> Problem to work on:
Find the lines below that contain the string "signals". Copy each one.

Items from a data source:
*****
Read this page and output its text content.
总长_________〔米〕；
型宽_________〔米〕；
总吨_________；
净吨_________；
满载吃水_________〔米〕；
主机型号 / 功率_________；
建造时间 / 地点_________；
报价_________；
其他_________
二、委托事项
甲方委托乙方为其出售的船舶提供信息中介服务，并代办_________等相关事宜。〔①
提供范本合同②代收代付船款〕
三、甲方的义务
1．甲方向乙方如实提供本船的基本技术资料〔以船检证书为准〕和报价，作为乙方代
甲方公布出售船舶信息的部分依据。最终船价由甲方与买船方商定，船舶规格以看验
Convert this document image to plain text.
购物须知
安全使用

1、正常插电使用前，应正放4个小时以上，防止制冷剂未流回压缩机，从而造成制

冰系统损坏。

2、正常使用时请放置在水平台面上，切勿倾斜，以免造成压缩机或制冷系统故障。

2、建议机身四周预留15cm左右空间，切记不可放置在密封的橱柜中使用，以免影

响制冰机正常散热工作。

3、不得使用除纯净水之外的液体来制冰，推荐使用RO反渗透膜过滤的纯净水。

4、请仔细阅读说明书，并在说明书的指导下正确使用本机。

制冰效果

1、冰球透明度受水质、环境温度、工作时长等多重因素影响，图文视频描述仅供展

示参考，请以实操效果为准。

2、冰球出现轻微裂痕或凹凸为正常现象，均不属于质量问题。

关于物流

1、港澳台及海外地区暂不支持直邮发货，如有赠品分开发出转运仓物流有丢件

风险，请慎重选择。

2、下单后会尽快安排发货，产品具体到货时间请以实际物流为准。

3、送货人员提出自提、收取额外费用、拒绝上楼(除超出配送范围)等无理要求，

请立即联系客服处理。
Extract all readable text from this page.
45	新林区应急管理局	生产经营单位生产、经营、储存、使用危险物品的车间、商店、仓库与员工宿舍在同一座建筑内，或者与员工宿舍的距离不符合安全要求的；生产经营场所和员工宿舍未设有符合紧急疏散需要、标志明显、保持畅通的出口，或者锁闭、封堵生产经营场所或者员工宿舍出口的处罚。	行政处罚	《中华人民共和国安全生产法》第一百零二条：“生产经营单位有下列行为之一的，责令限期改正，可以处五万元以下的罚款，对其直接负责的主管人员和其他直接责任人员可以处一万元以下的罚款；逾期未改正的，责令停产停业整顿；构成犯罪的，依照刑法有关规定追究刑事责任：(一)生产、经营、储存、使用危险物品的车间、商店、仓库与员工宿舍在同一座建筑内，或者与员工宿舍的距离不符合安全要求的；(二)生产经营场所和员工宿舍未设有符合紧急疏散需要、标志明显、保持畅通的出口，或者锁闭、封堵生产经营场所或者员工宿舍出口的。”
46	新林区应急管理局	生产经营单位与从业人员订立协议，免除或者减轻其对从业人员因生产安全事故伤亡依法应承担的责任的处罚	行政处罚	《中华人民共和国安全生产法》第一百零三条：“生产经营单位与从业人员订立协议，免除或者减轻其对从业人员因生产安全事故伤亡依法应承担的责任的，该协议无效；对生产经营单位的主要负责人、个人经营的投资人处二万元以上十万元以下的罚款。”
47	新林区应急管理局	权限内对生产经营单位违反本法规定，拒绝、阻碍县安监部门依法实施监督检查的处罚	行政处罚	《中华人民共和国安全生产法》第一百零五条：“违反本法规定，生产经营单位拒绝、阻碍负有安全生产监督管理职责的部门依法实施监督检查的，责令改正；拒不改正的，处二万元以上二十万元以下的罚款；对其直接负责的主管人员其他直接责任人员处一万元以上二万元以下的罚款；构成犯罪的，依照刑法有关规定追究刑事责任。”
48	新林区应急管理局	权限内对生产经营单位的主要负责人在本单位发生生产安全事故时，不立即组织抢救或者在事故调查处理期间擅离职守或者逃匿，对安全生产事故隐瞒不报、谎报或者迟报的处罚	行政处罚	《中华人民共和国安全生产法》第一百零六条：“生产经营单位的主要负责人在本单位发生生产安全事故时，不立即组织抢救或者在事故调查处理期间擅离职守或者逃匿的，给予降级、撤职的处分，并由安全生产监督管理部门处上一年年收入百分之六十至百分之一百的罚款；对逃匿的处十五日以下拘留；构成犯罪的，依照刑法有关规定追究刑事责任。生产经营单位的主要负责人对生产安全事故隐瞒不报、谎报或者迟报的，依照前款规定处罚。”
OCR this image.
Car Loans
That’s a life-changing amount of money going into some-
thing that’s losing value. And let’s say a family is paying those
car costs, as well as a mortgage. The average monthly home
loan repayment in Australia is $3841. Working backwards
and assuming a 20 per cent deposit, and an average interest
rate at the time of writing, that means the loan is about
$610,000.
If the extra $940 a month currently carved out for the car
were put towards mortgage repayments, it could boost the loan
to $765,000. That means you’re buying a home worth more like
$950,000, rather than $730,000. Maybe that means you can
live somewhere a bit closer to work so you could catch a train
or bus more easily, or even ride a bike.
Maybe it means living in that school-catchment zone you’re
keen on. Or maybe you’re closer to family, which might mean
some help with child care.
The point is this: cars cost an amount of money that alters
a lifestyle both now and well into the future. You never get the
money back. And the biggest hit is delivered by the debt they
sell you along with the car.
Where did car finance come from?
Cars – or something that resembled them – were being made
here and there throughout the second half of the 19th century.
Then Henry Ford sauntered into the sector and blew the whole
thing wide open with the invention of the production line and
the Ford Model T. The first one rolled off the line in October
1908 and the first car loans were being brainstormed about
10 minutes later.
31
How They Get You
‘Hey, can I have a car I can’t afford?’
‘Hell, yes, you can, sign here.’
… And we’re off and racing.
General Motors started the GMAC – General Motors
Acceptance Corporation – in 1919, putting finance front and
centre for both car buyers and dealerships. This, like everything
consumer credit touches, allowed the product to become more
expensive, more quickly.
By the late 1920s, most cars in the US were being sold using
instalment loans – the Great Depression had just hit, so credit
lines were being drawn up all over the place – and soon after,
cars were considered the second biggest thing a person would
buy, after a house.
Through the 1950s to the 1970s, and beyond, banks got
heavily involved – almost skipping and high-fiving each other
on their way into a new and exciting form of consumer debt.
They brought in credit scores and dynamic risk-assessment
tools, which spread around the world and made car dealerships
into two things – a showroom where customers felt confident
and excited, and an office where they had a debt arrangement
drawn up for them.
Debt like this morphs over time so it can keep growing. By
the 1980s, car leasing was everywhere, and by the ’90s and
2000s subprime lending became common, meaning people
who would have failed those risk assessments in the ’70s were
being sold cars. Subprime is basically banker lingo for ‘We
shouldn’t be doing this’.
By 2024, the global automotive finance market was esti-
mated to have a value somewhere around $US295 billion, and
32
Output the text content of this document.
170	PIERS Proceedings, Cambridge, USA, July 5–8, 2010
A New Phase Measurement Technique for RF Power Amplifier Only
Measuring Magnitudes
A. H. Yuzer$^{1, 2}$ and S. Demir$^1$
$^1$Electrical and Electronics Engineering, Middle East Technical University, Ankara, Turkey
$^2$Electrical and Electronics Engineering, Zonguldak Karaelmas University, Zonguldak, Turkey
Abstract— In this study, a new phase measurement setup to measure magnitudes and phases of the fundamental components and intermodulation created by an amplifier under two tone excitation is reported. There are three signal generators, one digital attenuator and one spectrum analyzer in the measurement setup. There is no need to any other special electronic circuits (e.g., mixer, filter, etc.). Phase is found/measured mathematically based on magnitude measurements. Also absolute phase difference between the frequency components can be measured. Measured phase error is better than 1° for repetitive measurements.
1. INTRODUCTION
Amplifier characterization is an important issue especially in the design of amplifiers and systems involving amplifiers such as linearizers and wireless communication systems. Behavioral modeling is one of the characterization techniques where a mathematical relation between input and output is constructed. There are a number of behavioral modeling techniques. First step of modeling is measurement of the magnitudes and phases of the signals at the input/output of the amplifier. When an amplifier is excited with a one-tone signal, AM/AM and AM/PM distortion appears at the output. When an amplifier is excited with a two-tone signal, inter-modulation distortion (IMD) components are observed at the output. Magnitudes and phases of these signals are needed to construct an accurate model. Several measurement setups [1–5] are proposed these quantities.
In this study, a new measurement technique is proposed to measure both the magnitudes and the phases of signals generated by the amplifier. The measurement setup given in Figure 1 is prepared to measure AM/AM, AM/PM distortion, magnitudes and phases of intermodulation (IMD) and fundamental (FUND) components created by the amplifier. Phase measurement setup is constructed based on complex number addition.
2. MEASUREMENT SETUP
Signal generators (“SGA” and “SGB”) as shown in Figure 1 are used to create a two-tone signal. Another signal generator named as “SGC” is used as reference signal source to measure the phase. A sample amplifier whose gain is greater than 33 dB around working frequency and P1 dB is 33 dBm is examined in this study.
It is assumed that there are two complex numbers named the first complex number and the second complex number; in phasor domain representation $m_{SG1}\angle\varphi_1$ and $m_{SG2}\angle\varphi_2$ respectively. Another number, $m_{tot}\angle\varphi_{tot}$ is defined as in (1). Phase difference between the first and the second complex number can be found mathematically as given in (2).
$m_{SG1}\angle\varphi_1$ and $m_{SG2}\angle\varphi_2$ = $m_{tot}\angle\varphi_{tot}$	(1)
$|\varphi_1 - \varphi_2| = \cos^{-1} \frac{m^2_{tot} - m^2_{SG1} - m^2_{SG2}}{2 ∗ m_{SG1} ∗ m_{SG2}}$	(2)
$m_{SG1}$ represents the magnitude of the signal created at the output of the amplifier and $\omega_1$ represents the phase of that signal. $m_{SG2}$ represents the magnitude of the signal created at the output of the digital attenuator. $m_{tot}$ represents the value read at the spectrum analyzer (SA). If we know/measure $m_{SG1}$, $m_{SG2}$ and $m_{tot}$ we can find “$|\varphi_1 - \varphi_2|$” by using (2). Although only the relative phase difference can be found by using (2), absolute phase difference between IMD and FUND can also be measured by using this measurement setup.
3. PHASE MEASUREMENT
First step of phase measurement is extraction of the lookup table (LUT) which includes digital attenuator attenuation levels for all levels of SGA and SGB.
*****
> Solution below:
Amplifier characterization is an important issue especially in the design of amplifiers and systems involving amplifiers such as linearizers and wireless communication systems. Behavioral modeling is one of the characterization techniques where a mathematical relation between input and output is constructed. There are a number of behavioral modeling techniques. First step of modeling is measurement of the magnitudes and phases of the signals at the input/output of the amplifier. When an amplifier is excited with a one-tone signal, AM/AM and AM/PM distortion appears at the output. When an amplifier is excited with a two-tone signal, inter-modulation distortion (IMD) components are observed at the output. Magnitudes and phases of these signals are needed to construct an accurate model. Several measurement setups [1–5] are proposed these quantities.
In this study, a new measurement technique is proposed to measure both the magnitudes and the phases of signals generated by the amplifier. The measurement setup given in Figure 1 is prepared to measure AM/AM, AM/PM distortion, magnitudes and phases of intermodulation (IMD) and fundamental (FUND) components created by the amplifier. Phase measurement setup is constructed based on complex number addition.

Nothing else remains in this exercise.